## Exercise data

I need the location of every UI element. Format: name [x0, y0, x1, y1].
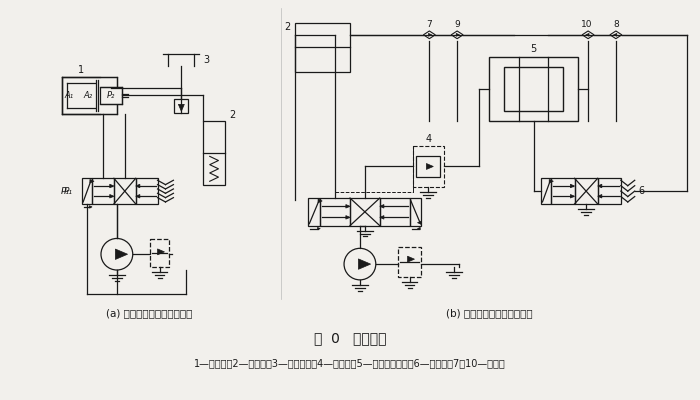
Polygon shape: [110, 194, 114, 198]
Bar: [150, 240, 169, 267]
Polygon shape: [90, 206, 92, 208]
Text: 9: 9: [454, 20, 460, 30]
Bar: [114, 178, 136, 204]
Text: A₂: A₂: [83, 91, 92, 100]
Polygon shape: [570, 184, 575, 188]
Polygon shape: [178, 104, 184, 111]
Polygon shape: [346, 204, 350, 208]
Text: 6: 6: [638, 186, 645, 196]
Bar: [320, 198, 350, 226]
Polygon shape: [586, 34, 589, 36]
Bar: [350, 198, 380, 226]
Polygon shape: [136, 194, 140, 198]
Bar: [295, 22, 350, 72]
Text: 10: 10: [582, 20, 593, 30]
Polygon shape: [456, 34, 459, 36]
Bar: [552, 178, 575, 204]
Bar: [203, 121, 225, 185]
Polygon shape: [90, 180, 94, 183]
Bar: [412, 146, 444, 187]
Bar: [489, 57, 578, 121]
Bar: [416, 156, 440, 177]
Polygon shape: [598, 194, 602, 198]
Text: 2: 2: [284, 22, 290, 32]
Text: P₁: P₁: [61, 187, 70, 196]
Polygon shape: [407, 256, 414, 262]
Bar: [100, 86, 122, 104]
Bar: [82, 178, 92, 204]
Polygon shape: [358, 259, 370, 269]
Polygon shape: [426, 164, 433, 170]
Polygon shape: [346, 216, 350, 219]
Polygon shape: [380, 204, 384, 208]
Polygon shape: [110, 184, 114, 188]
Text: 2: 2: [229, 110, 235, 120]
Polygon shape: [318, 199, 322, 203]
Bar: [380, 198, 410, 226]
Polygon shape: [613, 34, 617, 36]
Bar: [308, 198, 320, 226]
Text: 4: 4: [426, 134, 431, 144]
Polygon shape: [158, 249, 164, 255]
Text: 7: 7: [426, 20, 432, 30]
Text: 1: 1: [78, 65, 84, 75]
Text: A₁: A₁: [64, 91, 74, 100]
Text: 1—增压器；2—工作缸；3—补油油箱；4—顺序阀；5—双作用增压器；6—换向阀；7～10—单向阀: 1—增压器；2—工作缸；3—补油油箱；4—顺序阀；5—双作用增压器；6—换向阀；…: [194, 358, 506, 368]
Text: P₂: P₂: [106, 91, 115, 100]
Bar: [542, 178, 552, 204]
Bar: [410, 198, 421, 226]
Text: 3: 3: [203, 55, 209, 65]
Text: 图  0   增压回路: 图 0 增压回路: [314, 331, 386, 345]
Polygon shape: [380, 216, 384, 219]
Text: 5: 5: [531, 44, 537, 54]
Polygon shape: [428, 34, 432, 36]
Polygon shape: [550, 180, 554, 183]
Polygon shape: [417, 228, 420, 230]
Text: (b) 双作用增压器的增压回路: (b) 双作用增压器的增压回路: [446, 308, 532, 318]
Polygon shape: [116, 249, 127, 260]
Text: (a) 单作用增压器的增压回路: (a) 单作用增压器的增压回路: [106, 308, 192, 318]
Polygon shape: [417, 221, 421, 224]
Polygon shape: [570, 194, 575, 198]
Bar: [398, 247, 421, 277]
Bar: [598, 178, 621, 204]
Bar: [174, 100, 188, 113]
Bar: [575, 178, 598, 204]
Text: P₁: P₁: [64, 187, 73, 196]
Bar: [62, 77, 117, 114]
Polygon shape: [598, 184, 602, 188]
Text: 8: 8: [613, 20, 619, 30]
Bar: [92, 178, 114, 204]
Bar: [136, 178, 158, 204]
Polygon shape: [136, 184, 140, 188]
Polygon shape: [318, 228, 320, 230]
Bar: [504, 67, 564, 111]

## Work instructions
Copy the rows word for word, from the line with "Polygon shape: [110, 194, 114, 198]" to the line with "Bar: [542, 178, 552, 204]", including both of those lines.

## Correct output
Polygon shape: [110, 194, 114, 198]
Bar: [150, 240, 169, 267]
Polygon shape: [90, 206, 92, 208]
Text: 9: 9: [454, 20, 460, 30]
Bar: [114, 178, 136, 204]
Text: A₂: A₂: [83, 91, 92, 100]
Polygon shape: [570, 184, 575, 188]
Polygon shape: [178, 104, 184, 111]
Polygon shape: [346, 204, 350, 208]
Text: 6: 6: [638, 186, 645, 196]
Bar: [320, 198, 350, 226]
Polygon shape: [586, 34, 589, 36]
Bar: [350, 198, 380, 226]
Polygon shape: [136, 194, 140, 198]
Bar: [295, 22, 350, 72]
Text: 10: 10: [582, 20, 593, 30]
Polygon shape: [456, 34, 459, 36]
Bar: [552, 178, 575, 204]
Bar: [203, 121, 225, 185]
Polygon shape: [90, 180, 94, 183]
Bar: [412, 146, 444, 187]
Bar: [489, 57, 578, 121]
Bar: [416, 156, 440, 177]
Polygon shape: [598, 194, 602, 198]
Text: 2: 2: [284, 22, 290, 32]
Text: P₁: P₁: [61, 187, 70, 196]
Polygon shape: [407, 256, 414, 262]
Bar: [100, 86, 122, 104]
Bar: [82, 178, 92, 204]
Polygon shape: [358, 259, 370, 269]
Polygon shape: [426, 164, 433, 170]
Polygon shape: [346, 216, 350, 219]
Polygon shape: [380, 204, 384, 208]
Polygon shape: [110, 184, 114, 188]
Text: 2: 2: [229, 110, 235, 120]
Polygon shape: [318, 199, 322, 203]
Bar: [380, 198, 410, 226]
Polygon shape: [613, 34, 617, 36]
Bar: [308, 198, 320, 226]
Text: 4: 4: [426, 134, 431, 144]
Polygon shape: [158, 249, 164, 255]
Text: 7: 7: [426, 20, 432, 30]
Text: 1: 1: [78, 65, 84, 75]
Text: A₁: A₁: [64, 91, 74, 100]
Text: 1—增压器；2—工作缸；3—补油油箱；4—顺序阀；5—双作用增压器；6—换向阀；7～10—单向阀: 1—增压器；2—工作缸；3—补油油箱；4—顺序阀；5—双作用增压器；6—换向阀；…: [194, 358, 506, 368]
Text: P₂: P₂: [106, 91, 115, 100]
Bar: [542, 178, 552, 204]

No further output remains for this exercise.